● EXERCISE DIRECTIONS
What follows is a set of records; repeat all of them exactly.
* Begin *
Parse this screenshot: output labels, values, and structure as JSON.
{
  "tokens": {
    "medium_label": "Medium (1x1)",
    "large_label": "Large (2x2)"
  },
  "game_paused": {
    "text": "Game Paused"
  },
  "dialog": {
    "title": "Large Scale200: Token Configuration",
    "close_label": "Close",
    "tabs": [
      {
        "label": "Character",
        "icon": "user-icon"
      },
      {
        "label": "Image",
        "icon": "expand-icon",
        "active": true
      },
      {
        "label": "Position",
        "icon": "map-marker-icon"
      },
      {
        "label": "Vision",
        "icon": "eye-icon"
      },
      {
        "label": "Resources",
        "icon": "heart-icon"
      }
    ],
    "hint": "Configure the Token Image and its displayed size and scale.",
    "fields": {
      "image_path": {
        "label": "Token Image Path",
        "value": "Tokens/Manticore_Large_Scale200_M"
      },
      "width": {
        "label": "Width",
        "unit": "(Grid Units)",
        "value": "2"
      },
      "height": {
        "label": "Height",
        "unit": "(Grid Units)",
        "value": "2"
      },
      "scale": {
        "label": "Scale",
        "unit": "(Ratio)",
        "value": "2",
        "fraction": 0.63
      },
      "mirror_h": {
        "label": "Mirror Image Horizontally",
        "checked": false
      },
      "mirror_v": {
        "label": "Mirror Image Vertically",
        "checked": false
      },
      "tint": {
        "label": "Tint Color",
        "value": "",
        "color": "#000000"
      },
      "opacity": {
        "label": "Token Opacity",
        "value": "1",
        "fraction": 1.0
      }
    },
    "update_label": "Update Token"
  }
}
* End *
● RESULT OF THIS TASK
Parse this screenshot: output labels, values, and structure as JSON.
{
  "tokens": {
    "medium_label": "Medium (1x1)",
    "large_label": "Large (2x2)"
  },
  "game_paused": {
    "text": "Game Paused"
  },
  "dialog": {
    "title": "Large Scale200: Token Configuration",
    "close_label": "Close",
    "tabs": [
      {
        "label": "Character",
        "icon": "user-icon"
      },
      {
        "label": "Image",
        "icon": "expand-icon",
        "active": true
      },
      {
        "label": "Position",
        "icon": "map-marker-icon"
      },
      {
        "label": "Vision",
        "icon": "eye-icon"
      },
      {
        "label": "Resources",
        "icon": "heart-icon"
      }
    ],
    "hint": "Configure the Token Image and its displayed size and scale.",
    "fields": {
      "image_path": {
        "label": "Token Image Path",
        "value": "Tokens/Manticore_Large_Scale200_M"
      },
      "width": {
        "label": "Width",
        "unit": "(Grid Units)",
        "value": "2"
      },
      "height": {
        "label": "Height",
        "unit": "(Grid Units)",
        "value": "2"
      },
      "scale": {
        "label": "Scale",
        "unit": "(Ratio)",
        "value": "2",
        "fraction": 0.63
      },
      "mirror_h": {
        "label": "Mirror Image Horizontally",
        "checked": false
      },
      "mirror_v": {
        "label": "Mirror Image Vertically",
        "checked": false
      },
      "tint": {
        "label": "Tint Color",
        "value": "",
        "color": "#000000"
      },
      "opacity": {
        "label": "Token Opacity",
        "value": "1",
        "fraction": 1.0
      }
    },
    "update_label": "Update Token"
  }
}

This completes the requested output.